[WHAT THE TASK REQUIRES]:
Gather every line that includes the word "data", please.

####

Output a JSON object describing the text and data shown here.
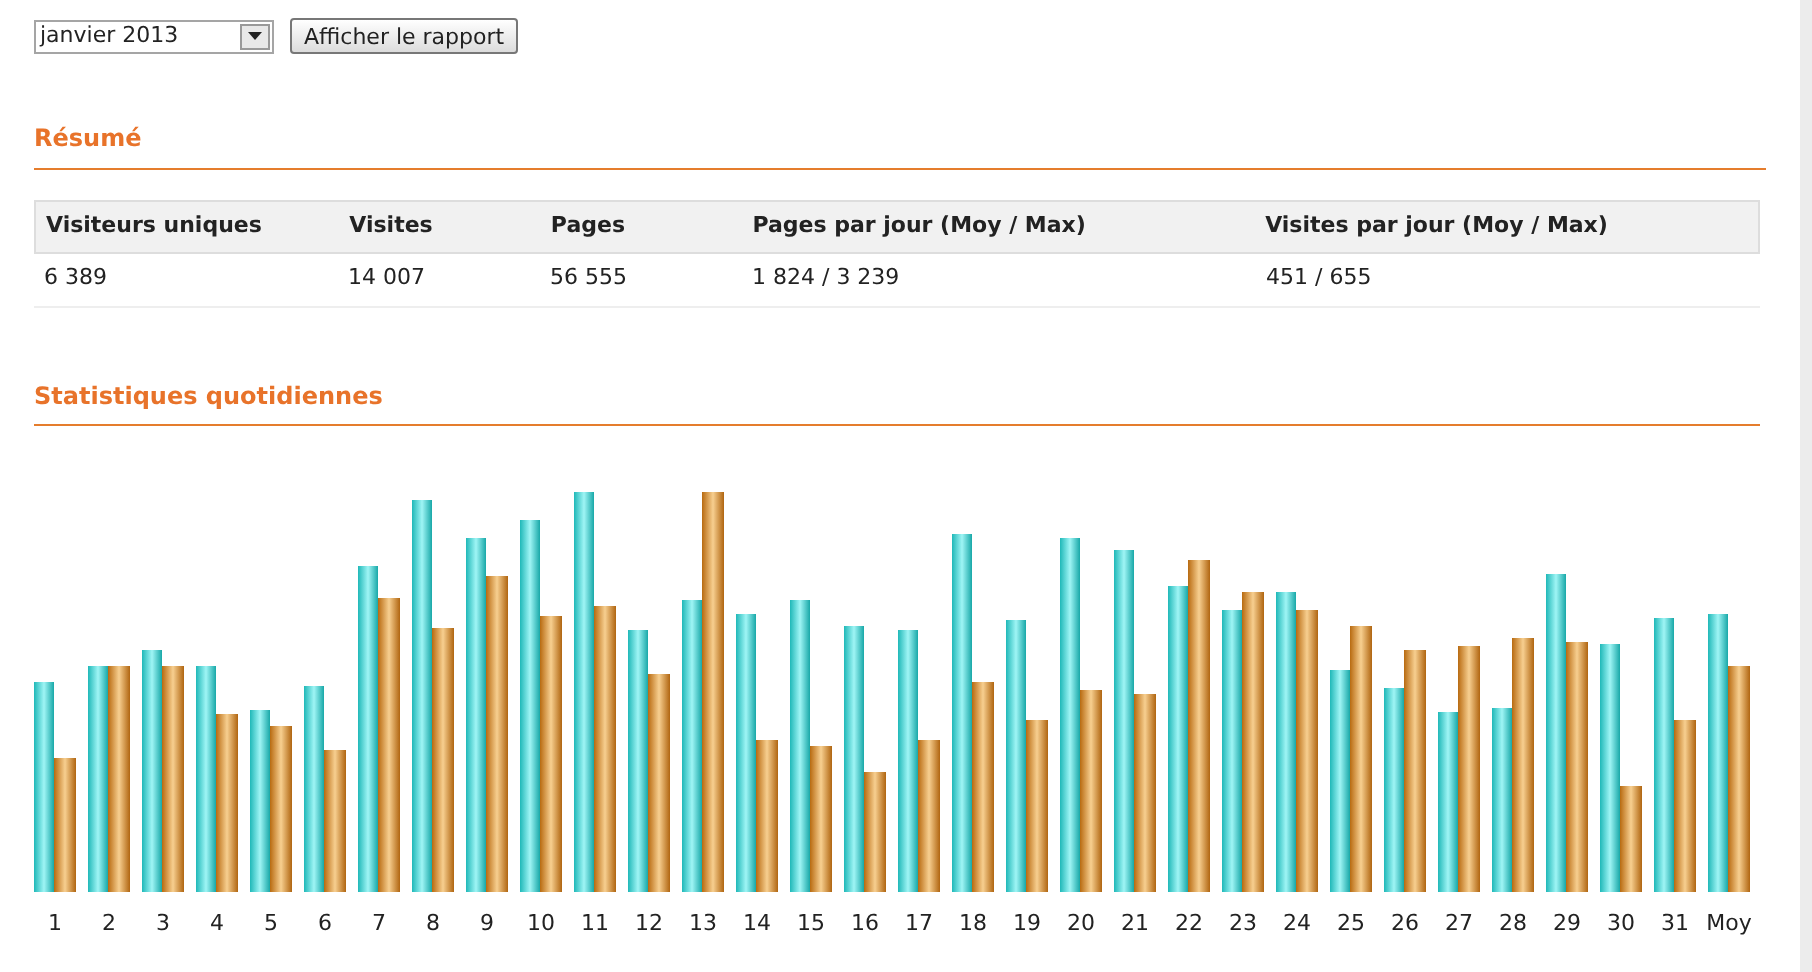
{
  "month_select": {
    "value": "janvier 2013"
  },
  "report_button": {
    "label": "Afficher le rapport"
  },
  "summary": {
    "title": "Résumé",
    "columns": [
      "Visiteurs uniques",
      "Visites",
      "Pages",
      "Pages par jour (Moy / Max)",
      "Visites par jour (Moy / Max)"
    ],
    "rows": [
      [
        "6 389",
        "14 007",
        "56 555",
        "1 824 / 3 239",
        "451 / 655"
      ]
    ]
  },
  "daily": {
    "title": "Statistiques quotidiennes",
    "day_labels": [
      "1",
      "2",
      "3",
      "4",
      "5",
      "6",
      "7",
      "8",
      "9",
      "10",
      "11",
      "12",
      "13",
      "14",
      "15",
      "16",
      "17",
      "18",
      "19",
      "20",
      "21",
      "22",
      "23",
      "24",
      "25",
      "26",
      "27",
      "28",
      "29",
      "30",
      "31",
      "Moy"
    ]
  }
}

####

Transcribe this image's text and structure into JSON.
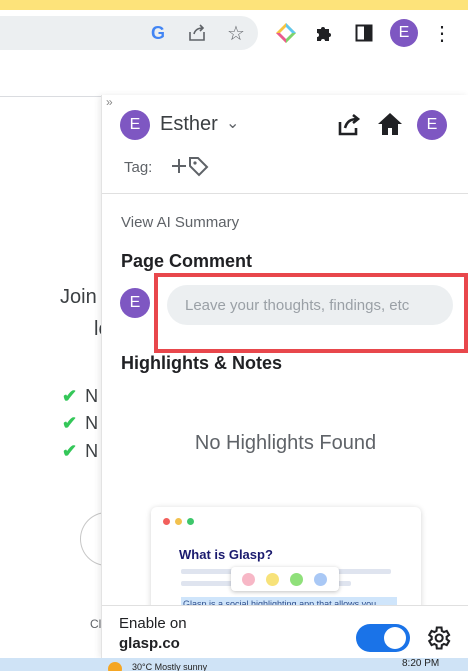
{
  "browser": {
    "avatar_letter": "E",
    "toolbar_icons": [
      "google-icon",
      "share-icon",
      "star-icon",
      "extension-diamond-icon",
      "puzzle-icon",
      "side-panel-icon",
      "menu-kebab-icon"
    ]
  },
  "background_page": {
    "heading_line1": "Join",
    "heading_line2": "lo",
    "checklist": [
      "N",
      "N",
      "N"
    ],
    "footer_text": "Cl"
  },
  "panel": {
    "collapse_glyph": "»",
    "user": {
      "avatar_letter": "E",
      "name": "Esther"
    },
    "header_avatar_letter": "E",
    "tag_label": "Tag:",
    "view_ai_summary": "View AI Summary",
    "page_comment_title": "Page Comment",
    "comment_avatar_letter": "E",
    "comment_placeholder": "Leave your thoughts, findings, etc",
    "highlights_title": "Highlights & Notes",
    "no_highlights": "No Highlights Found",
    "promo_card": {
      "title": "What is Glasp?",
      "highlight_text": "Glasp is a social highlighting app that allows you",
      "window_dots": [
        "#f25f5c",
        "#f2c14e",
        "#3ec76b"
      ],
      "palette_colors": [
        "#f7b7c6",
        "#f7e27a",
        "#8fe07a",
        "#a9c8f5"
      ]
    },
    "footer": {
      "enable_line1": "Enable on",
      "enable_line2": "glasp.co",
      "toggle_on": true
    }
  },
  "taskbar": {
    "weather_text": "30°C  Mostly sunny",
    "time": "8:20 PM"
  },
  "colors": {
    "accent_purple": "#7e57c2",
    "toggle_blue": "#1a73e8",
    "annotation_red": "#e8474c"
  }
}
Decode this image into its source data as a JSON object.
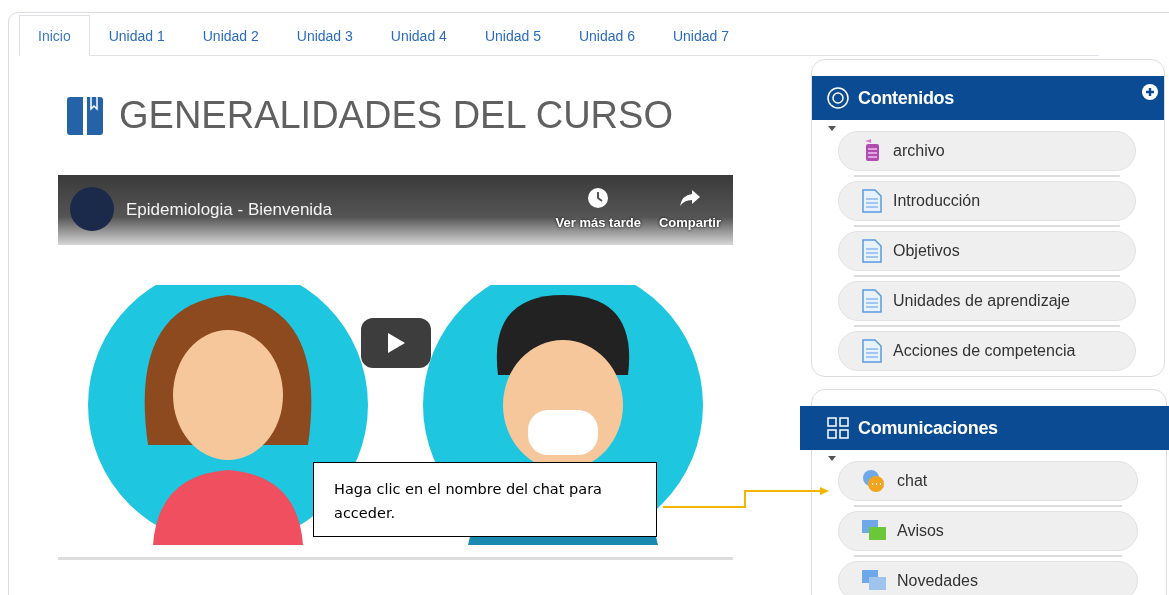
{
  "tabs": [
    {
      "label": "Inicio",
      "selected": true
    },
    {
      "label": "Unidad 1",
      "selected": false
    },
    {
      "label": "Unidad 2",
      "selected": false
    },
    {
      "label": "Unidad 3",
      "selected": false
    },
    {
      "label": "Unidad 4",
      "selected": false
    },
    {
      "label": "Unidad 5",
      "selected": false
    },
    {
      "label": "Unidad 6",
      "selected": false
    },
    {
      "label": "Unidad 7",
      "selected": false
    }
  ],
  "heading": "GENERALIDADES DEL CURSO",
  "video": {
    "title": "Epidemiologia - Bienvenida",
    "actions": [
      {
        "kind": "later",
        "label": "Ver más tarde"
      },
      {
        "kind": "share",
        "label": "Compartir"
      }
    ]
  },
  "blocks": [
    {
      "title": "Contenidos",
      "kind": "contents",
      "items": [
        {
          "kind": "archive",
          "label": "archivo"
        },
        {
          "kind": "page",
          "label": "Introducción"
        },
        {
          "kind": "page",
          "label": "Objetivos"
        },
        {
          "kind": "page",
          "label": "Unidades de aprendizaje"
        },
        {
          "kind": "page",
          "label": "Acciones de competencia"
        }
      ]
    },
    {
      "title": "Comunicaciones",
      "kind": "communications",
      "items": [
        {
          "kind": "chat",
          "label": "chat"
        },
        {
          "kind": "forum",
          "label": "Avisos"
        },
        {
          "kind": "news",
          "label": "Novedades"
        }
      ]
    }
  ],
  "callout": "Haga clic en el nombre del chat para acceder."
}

####

[REPLY]:
Output a JSON object describing the text and data shown here.
Decode this image into its source data as a JSON object.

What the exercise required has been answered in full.